[AIM] Pick out every line of the entries below where "vers" occurs, and copy those lines.

[EXERCISE MATERIAL]
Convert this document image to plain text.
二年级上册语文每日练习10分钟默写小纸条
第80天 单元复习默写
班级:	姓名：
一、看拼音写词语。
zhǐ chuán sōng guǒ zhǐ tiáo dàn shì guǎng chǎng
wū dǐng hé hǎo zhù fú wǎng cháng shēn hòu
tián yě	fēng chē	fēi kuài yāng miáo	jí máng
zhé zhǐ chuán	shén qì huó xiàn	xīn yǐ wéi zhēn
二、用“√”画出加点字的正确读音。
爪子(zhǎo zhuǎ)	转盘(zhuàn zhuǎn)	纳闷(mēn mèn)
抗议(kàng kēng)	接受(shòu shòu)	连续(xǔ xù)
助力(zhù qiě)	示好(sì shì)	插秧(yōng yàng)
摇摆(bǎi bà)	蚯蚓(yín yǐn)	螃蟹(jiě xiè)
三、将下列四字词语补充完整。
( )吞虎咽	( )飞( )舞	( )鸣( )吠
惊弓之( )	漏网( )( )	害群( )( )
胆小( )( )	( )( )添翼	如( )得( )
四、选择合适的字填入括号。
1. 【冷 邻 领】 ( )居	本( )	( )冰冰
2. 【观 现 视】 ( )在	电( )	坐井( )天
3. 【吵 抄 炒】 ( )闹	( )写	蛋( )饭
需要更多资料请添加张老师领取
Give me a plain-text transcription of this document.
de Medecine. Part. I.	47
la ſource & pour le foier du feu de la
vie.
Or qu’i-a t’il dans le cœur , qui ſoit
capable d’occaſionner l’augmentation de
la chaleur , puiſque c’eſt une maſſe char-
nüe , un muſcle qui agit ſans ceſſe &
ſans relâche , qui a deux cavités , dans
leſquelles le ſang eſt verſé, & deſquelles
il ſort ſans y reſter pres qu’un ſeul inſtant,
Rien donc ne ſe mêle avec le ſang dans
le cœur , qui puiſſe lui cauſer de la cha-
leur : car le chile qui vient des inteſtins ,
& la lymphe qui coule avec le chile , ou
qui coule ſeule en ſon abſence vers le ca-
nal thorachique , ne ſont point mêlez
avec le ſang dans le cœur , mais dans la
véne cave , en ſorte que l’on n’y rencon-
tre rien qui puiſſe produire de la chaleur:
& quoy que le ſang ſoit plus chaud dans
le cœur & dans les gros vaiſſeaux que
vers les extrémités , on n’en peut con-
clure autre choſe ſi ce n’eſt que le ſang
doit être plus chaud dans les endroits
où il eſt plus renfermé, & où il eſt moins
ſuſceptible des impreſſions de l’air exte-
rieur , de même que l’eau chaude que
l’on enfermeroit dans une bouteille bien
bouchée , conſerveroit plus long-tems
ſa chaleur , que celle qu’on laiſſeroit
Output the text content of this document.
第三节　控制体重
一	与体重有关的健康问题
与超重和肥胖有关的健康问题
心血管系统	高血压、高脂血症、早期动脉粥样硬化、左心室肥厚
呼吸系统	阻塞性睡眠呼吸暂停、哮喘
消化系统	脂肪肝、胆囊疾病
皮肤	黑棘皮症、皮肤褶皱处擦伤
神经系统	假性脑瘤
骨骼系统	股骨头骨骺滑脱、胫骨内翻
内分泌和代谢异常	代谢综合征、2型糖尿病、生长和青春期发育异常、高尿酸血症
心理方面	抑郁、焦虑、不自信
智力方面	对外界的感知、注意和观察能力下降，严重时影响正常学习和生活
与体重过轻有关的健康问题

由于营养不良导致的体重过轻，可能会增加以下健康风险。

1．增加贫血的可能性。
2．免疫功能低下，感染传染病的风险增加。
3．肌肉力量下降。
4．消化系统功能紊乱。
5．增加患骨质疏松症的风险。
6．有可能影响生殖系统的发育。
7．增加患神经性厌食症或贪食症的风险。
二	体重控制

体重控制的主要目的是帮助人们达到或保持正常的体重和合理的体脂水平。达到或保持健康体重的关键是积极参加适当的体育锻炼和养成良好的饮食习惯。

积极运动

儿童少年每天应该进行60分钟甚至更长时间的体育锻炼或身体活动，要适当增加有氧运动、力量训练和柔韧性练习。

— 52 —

[RESPONSE TO THIS EXERCISE]
qui coule ſeule en ſon abſence vers le ca-
vers les extrémités , on n’en peut con-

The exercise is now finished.